Task prompt
Provide only the number of lines in the listing that contain the string "Aplikasi".

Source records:

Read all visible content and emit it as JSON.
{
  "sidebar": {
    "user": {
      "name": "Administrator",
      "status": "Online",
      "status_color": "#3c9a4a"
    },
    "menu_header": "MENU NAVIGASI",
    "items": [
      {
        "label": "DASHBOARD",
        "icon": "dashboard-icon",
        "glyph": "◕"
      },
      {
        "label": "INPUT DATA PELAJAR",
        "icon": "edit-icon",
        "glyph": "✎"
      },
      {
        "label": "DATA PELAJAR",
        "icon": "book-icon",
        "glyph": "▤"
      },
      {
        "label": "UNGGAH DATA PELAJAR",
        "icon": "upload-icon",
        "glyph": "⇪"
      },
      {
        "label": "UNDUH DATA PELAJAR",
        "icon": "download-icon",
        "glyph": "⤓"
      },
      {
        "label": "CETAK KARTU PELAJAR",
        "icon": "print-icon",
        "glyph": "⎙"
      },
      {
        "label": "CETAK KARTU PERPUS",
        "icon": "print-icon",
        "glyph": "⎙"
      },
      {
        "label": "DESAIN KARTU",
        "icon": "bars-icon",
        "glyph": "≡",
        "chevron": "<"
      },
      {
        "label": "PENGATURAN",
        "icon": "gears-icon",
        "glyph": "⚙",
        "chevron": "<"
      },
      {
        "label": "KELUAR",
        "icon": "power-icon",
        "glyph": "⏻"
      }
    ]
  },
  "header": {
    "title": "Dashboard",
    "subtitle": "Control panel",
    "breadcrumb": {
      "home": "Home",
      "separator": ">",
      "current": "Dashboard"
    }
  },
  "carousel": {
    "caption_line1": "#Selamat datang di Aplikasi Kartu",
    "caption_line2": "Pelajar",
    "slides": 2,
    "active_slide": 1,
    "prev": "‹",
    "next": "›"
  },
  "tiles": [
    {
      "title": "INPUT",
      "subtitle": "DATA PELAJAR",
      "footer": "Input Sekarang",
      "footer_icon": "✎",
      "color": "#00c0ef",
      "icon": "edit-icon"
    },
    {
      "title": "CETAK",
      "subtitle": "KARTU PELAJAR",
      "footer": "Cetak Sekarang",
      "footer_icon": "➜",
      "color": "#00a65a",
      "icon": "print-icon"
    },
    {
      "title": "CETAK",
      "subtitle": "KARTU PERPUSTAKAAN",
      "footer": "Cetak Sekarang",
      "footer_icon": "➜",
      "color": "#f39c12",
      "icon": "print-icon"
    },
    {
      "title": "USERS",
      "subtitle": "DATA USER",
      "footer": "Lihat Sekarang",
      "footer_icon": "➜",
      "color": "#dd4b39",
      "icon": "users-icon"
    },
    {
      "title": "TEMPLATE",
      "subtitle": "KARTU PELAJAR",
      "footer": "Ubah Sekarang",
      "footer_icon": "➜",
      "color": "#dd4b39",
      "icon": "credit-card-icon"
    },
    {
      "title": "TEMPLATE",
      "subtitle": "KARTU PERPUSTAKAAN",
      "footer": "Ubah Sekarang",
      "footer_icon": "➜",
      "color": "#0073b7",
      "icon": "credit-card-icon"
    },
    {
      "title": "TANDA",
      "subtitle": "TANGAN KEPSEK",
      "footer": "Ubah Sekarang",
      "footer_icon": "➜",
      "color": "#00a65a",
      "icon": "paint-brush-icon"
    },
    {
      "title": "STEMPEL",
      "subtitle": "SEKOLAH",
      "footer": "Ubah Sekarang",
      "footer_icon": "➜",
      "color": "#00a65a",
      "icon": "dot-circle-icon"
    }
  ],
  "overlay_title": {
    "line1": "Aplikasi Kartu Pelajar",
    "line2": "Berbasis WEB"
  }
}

Solved problem
2